[Items from a data source]

↓↓↓

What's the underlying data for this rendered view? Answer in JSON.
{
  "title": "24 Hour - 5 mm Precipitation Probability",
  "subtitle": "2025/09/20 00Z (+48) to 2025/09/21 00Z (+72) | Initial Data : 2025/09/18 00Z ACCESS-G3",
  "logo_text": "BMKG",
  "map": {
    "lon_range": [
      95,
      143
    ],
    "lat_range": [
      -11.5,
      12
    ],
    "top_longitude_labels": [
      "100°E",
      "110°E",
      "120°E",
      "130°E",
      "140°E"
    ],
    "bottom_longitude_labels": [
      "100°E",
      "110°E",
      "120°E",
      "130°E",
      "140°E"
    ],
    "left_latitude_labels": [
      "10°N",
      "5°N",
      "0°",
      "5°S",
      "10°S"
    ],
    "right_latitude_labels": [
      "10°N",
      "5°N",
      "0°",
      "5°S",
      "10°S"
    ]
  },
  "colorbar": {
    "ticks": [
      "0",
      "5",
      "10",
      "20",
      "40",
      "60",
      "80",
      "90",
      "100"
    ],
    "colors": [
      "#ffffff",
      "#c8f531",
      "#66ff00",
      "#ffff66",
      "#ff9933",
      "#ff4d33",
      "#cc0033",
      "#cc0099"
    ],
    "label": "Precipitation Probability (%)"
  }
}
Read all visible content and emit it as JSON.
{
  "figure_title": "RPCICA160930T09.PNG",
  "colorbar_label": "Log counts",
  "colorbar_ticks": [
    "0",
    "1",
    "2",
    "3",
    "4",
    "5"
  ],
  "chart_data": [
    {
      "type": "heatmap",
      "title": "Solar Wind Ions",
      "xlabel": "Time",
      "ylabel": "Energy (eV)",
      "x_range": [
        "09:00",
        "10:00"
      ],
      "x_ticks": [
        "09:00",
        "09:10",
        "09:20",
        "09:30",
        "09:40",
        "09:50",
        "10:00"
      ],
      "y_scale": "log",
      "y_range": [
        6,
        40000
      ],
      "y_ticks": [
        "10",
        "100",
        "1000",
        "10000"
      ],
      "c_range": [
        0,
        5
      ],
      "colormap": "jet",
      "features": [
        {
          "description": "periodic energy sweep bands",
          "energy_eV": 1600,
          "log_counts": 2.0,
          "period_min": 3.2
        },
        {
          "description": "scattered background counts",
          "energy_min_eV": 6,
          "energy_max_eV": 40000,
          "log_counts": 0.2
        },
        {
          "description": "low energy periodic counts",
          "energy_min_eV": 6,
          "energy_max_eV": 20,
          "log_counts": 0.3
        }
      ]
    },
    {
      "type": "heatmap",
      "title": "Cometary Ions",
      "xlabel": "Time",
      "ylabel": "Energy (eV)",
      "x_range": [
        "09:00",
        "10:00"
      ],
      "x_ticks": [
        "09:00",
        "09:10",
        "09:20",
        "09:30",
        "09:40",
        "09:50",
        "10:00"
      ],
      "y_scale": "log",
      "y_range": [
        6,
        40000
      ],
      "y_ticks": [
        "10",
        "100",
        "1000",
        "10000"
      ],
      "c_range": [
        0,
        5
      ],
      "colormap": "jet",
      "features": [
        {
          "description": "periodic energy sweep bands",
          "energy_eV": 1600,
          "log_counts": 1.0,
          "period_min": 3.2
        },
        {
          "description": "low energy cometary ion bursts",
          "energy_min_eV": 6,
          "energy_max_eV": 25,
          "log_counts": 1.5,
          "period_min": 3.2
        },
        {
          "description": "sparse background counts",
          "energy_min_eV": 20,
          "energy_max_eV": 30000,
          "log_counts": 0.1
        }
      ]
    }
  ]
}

↑↑↑

:: Problem description ::
Select and copy every line from the records that includes the word "Ions".

:: Result for this task ::
      "title": "Solar Wind Ions",
      "title": "Cometary Ions",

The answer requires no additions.